CHALLENGE: For this exercise, copy out each line of the material below that includes "immenfo".

SOURCE RECORDS:

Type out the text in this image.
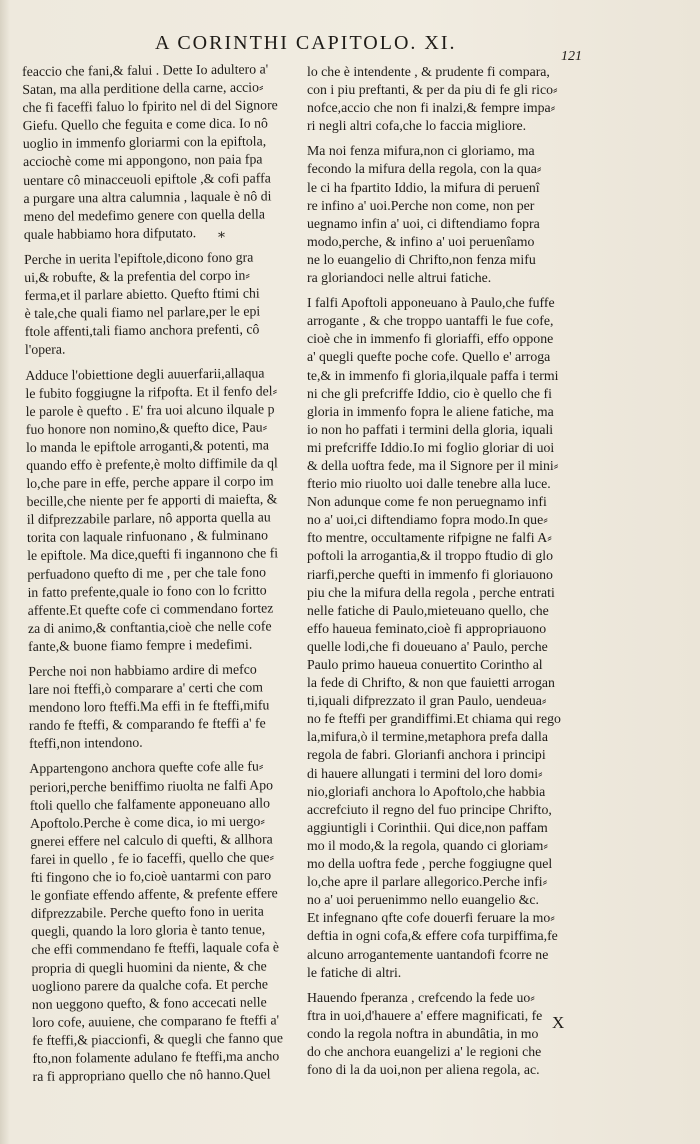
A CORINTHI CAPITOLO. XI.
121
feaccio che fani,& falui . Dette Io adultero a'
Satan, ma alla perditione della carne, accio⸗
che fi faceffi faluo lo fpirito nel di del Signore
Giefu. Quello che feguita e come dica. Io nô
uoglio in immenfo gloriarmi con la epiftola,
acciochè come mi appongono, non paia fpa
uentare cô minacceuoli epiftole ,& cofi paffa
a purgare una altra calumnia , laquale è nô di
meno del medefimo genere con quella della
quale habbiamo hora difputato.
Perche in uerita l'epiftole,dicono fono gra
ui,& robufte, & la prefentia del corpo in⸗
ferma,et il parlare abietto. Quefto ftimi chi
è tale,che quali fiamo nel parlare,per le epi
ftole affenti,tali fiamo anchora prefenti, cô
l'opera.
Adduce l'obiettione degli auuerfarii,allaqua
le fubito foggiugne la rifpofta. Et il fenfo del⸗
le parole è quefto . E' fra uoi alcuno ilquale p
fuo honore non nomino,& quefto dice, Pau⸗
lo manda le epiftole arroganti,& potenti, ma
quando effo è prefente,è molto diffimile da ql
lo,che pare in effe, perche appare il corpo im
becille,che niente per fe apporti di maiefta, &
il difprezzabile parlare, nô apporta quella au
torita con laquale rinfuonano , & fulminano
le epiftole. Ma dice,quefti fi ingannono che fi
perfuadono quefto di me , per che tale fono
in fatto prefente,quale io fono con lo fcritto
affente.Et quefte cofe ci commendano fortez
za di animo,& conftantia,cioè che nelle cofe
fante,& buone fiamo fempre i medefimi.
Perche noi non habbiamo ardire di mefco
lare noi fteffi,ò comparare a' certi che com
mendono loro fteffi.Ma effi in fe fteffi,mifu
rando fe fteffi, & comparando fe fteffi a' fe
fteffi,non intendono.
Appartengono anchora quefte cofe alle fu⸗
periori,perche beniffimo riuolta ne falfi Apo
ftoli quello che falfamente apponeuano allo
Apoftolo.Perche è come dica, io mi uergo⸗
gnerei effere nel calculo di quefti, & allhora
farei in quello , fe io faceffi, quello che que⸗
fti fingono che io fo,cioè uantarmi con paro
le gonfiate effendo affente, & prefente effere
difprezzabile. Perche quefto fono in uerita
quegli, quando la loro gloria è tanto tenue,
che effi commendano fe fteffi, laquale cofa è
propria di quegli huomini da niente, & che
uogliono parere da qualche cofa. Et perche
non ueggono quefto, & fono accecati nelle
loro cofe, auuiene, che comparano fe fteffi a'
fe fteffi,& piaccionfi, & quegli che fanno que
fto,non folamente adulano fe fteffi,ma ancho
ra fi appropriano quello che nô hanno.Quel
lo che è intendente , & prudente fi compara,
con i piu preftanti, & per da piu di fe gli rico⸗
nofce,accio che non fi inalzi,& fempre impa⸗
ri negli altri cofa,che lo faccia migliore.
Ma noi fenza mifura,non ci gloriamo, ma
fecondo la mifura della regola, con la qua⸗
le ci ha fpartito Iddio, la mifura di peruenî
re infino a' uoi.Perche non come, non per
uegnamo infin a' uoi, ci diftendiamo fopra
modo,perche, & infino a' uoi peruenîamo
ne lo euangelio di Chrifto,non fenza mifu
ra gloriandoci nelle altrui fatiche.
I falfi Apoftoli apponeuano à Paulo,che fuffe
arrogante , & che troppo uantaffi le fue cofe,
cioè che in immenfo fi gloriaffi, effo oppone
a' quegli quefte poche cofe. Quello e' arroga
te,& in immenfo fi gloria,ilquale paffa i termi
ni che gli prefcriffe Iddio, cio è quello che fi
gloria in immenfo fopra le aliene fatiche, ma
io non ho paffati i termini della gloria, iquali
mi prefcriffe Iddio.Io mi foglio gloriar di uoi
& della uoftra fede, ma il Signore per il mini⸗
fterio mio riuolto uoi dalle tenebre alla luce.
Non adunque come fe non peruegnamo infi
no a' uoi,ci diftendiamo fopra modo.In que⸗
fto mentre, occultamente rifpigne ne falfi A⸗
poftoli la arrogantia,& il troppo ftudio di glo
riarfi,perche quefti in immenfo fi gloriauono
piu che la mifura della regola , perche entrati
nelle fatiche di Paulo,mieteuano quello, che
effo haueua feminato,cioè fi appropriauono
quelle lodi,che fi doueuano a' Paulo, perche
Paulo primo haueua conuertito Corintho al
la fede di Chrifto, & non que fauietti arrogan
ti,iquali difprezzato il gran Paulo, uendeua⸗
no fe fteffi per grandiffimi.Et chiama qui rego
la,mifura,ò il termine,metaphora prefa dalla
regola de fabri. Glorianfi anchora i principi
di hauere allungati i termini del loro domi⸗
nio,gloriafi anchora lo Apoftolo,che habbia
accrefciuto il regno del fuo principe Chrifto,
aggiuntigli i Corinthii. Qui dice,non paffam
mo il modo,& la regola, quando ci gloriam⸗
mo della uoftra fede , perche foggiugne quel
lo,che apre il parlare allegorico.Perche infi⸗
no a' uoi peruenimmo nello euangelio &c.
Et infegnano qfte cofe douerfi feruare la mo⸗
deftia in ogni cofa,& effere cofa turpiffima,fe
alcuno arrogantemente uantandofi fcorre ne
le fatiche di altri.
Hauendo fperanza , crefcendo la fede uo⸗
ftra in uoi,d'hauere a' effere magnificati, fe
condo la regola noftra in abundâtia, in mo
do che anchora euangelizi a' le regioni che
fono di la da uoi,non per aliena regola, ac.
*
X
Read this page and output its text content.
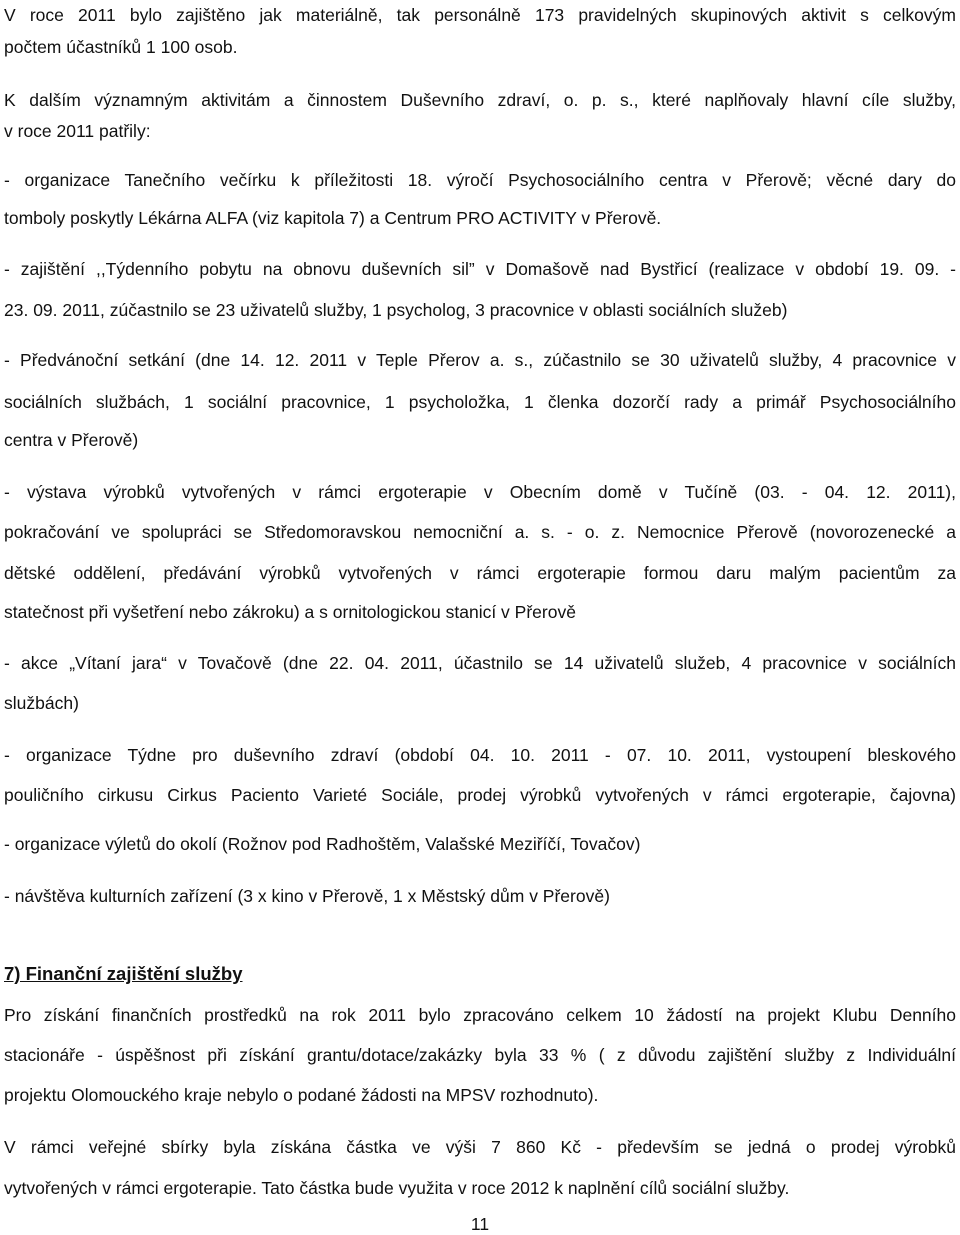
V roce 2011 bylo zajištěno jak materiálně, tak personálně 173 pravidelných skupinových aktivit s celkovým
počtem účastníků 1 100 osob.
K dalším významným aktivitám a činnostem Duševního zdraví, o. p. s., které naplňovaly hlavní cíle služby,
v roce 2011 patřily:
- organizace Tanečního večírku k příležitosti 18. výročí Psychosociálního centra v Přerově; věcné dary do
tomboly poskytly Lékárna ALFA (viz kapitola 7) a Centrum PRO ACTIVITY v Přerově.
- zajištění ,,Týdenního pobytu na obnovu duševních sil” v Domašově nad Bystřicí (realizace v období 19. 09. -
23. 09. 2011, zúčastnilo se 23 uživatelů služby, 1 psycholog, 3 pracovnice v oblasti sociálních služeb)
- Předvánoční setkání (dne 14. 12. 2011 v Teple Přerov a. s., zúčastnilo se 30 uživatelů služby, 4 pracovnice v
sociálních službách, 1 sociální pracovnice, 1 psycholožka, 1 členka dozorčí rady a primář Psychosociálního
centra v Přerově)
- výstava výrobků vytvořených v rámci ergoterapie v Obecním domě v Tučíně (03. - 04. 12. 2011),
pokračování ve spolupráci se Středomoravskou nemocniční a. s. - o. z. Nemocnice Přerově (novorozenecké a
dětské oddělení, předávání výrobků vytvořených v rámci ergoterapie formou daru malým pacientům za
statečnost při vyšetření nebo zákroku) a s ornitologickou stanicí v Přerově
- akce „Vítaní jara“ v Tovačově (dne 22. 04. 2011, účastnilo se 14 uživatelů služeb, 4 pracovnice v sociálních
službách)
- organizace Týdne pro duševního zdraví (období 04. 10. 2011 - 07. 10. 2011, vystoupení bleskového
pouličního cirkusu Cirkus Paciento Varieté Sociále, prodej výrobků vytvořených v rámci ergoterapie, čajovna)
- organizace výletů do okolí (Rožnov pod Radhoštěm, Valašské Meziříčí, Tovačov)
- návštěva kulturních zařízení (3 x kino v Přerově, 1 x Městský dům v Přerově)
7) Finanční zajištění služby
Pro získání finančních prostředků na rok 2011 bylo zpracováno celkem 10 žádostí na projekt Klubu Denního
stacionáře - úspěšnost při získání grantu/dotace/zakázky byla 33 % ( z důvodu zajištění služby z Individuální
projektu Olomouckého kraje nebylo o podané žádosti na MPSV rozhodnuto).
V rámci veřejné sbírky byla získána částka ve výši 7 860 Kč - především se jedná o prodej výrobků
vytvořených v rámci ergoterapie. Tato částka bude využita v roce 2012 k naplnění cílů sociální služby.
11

TASK ANSWER:
uoglio in immenfo gloriarmi con la epiftola,
cioè che in immenfo fi gloriaffi, effo oppone
te,& in immenfo fi gloria,ilquale paffa i termi
gloria in immenfo fopra le aliene fatiche, ma
riarfi,perche quefti in immenfo fi gloriauono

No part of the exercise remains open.